_WHAT TO WORK ON_: Check every line below for the word "JSON" and show those that hold it.

(Figure collection entries)
-- BEGIN --
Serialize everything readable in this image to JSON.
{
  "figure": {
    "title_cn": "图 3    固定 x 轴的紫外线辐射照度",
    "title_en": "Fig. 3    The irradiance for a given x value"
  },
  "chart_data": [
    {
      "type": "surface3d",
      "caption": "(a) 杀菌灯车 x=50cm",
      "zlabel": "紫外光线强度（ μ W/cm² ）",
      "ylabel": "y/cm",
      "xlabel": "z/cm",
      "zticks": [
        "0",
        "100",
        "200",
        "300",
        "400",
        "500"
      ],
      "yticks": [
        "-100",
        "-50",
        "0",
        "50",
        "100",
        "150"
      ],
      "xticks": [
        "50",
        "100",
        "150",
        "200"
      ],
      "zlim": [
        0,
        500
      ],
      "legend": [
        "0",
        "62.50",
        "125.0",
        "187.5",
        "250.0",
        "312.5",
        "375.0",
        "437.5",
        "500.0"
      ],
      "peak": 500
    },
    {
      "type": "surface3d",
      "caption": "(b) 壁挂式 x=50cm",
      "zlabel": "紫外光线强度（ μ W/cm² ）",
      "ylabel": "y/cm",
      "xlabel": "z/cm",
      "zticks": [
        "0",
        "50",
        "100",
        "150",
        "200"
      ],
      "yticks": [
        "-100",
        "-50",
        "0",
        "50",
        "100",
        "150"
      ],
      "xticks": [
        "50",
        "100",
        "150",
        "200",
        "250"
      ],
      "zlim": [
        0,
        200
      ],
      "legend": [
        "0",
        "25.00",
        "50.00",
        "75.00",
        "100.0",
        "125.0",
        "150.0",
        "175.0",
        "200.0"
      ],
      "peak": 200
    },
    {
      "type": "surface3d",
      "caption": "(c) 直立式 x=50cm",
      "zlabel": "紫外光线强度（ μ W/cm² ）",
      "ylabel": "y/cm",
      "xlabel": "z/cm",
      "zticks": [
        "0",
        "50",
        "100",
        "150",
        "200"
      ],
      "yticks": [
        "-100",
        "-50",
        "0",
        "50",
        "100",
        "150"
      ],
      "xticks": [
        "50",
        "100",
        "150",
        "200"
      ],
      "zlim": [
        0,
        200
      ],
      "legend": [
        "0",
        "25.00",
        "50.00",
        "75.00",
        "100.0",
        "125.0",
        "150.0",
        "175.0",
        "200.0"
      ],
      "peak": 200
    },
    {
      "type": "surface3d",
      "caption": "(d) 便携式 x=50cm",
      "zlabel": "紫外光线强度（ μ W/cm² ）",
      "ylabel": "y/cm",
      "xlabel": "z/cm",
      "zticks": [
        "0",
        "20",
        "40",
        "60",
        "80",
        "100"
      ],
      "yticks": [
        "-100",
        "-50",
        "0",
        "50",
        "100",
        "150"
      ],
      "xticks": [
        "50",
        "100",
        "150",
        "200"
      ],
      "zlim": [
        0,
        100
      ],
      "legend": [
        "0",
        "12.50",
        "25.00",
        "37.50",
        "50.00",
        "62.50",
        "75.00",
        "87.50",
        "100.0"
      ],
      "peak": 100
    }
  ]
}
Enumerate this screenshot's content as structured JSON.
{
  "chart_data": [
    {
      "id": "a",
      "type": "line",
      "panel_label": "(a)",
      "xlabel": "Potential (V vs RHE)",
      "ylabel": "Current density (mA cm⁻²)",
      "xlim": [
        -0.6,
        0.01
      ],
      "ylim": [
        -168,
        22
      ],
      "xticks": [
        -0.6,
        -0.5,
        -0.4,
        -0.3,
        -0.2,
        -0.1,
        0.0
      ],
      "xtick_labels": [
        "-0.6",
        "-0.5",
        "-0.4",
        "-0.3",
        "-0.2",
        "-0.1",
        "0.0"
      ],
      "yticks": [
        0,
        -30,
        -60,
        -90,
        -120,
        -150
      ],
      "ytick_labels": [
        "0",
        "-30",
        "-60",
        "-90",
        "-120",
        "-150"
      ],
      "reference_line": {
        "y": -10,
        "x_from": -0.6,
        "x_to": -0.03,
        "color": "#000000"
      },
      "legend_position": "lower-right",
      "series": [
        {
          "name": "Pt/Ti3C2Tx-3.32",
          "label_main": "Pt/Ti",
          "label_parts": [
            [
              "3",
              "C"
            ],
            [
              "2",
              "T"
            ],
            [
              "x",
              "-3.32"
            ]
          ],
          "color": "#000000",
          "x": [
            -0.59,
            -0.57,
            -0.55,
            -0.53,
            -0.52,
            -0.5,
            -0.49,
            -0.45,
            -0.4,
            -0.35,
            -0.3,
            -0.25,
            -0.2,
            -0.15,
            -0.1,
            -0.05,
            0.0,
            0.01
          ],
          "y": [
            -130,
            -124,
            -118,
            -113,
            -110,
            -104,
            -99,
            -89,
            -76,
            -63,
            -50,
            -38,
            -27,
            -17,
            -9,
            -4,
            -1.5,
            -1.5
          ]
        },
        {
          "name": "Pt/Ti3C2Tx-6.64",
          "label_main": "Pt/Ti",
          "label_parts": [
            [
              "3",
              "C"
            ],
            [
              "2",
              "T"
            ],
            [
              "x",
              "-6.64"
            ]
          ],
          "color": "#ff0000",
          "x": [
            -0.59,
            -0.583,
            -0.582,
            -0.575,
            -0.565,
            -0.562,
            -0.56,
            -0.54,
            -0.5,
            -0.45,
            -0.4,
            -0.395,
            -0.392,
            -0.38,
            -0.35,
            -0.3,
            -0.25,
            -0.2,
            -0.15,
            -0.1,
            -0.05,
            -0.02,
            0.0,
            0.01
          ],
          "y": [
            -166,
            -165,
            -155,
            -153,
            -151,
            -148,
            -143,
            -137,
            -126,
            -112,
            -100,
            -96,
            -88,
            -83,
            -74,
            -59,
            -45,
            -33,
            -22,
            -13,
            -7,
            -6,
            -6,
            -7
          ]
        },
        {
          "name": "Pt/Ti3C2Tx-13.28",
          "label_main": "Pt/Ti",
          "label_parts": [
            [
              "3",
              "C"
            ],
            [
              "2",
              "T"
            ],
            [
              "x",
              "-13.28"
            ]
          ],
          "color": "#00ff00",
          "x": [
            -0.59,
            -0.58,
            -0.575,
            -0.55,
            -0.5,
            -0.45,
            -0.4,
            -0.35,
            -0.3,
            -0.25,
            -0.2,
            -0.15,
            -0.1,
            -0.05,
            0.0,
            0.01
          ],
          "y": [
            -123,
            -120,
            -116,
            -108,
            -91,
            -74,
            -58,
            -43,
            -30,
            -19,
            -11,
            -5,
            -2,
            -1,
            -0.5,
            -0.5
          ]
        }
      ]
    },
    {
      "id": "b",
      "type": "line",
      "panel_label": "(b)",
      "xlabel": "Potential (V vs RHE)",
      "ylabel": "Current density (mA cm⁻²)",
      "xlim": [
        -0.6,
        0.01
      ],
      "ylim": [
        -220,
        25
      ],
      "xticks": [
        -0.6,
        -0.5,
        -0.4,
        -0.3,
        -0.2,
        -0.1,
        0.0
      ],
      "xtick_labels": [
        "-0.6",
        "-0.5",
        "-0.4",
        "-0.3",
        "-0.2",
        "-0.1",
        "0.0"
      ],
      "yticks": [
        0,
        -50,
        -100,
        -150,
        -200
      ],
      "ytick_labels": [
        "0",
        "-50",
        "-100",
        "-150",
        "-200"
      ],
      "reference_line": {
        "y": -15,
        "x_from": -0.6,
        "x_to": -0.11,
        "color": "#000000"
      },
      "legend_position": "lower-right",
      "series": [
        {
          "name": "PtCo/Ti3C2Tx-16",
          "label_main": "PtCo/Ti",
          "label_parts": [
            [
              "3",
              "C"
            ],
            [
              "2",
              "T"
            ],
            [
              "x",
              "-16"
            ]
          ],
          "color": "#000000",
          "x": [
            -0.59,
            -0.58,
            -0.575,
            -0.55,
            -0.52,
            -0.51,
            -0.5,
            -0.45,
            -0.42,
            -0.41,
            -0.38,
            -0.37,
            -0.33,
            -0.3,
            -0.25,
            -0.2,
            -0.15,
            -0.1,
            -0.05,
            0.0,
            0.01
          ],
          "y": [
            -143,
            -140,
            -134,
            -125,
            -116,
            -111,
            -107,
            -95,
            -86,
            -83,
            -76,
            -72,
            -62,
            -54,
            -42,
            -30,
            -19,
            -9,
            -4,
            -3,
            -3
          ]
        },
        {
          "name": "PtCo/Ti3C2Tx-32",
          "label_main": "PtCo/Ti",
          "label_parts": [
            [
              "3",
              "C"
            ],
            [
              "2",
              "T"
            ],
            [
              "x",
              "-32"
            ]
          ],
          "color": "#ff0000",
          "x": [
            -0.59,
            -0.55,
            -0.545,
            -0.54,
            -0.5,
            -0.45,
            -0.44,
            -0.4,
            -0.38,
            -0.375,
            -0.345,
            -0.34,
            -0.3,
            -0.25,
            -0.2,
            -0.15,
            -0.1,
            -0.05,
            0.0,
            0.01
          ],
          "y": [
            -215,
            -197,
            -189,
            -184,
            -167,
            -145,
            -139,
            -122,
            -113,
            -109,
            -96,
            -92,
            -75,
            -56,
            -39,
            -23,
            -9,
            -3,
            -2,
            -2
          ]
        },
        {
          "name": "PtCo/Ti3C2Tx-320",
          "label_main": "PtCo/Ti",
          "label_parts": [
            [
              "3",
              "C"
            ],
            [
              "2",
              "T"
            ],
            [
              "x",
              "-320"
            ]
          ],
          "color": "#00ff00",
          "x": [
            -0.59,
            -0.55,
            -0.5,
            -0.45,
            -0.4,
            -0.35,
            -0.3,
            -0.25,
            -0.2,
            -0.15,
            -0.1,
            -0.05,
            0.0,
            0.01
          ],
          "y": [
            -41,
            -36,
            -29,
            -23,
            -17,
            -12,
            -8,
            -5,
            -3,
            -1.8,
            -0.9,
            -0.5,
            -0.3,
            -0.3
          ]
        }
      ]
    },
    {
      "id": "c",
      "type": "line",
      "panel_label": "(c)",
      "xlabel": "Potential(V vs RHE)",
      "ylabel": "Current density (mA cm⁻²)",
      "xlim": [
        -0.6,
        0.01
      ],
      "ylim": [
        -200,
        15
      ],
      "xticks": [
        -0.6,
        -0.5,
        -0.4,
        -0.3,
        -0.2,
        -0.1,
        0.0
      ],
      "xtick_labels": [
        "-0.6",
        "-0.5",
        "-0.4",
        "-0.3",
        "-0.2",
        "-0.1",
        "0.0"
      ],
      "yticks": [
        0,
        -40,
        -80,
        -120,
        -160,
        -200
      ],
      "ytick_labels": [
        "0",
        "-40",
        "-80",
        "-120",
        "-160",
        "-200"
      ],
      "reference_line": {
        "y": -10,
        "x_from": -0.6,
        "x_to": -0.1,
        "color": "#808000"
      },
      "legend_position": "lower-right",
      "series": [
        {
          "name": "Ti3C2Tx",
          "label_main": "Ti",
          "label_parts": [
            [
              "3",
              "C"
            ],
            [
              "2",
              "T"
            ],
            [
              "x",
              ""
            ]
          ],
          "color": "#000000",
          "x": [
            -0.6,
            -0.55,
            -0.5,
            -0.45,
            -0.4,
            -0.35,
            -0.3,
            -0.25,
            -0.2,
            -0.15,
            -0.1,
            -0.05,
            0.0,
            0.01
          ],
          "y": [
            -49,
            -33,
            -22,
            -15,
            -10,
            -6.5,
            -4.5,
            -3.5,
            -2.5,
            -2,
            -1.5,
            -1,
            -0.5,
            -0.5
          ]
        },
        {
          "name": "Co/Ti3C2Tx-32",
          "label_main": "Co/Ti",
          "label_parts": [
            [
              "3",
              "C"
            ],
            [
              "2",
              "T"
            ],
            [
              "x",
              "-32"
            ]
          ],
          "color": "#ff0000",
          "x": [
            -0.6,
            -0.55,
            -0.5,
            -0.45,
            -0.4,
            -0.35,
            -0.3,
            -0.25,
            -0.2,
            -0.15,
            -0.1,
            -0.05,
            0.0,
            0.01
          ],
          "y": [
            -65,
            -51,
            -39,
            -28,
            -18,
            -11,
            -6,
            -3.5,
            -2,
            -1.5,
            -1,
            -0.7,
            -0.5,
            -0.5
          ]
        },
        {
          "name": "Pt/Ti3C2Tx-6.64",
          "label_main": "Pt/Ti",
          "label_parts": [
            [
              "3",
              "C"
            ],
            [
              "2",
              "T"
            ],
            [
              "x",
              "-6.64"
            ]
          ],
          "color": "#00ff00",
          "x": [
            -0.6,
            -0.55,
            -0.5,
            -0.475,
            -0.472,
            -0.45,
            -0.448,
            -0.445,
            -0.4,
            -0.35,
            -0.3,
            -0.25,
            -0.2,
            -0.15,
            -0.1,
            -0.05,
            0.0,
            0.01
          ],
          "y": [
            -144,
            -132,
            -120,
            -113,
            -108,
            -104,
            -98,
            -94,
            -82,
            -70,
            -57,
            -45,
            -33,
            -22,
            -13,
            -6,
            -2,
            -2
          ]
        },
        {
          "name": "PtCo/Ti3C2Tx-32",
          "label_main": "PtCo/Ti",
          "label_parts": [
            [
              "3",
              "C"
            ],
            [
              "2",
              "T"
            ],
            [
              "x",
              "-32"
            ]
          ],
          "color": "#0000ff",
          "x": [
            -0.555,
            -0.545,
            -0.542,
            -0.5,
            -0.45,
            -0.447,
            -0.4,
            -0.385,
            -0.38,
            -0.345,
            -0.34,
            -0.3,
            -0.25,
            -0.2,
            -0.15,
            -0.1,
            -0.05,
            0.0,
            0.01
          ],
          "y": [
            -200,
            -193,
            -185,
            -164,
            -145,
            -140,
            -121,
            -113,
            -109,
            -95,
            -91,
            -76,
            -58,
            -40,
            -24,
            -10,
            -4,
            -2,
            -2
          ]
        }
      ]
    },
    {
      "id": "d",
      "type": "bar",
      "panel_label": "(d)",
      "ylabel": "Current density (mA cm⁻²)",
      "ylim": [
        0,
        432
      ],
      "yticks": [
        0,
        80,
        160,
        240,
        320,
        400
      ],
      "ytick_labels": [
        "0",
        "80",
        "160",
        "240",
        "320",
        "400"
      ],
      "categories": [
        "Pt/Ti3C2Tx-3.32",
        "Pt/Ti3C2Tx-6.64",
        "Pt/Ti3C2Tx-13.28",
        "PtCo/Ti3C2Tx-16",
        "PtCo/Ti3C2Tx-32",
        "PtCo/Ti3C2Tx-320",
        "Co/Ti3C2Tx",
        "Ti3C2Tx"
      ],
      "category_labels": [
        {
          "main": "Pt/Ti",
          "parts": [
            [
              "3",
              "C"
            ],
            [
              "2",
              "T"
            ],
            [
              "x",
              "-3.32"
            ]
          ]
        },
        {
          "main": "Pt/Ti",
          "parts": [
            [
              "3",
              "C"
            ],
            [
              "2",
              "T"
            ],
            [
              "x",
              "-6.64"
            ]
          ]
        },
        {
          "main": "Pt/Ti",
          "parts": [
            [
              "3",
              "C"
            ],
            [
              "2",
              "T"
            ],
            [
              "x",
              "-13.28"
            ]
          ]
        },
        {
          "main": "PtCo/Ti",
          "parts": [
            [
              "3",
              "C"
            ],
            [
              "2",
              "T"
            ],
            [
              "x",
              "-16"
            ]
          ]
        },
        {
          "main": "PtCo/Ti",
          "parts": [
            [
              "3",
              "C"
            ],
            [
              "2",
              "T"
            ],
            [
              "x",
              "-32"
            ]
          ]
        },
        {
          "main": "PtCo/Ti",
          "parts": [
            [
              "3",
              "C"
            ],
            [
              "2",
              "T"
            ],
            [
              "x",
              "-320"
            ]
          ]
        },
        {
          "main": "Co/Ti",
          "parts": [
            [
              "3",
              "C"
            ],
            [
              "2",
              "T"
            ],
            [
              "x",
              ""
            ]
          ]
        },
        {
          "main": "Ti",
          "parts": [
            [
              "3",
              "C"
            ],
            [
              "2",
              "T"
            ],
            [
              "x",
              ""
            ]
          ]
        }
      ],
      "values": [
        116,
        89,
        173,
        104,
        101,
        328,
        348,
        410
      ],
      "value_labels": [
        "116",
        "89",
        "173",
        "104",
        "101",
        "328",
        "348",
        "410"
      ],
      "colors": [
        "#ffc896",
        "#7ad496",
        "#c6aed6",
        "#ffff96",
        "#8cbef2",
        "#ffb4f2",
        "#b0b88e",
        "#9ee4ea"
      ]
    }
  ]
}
-- END --
_THE COMPLETED TASK_:
Serialize everything readable in this image to JSON.
Enumerate this screenshot's content as structured JSON.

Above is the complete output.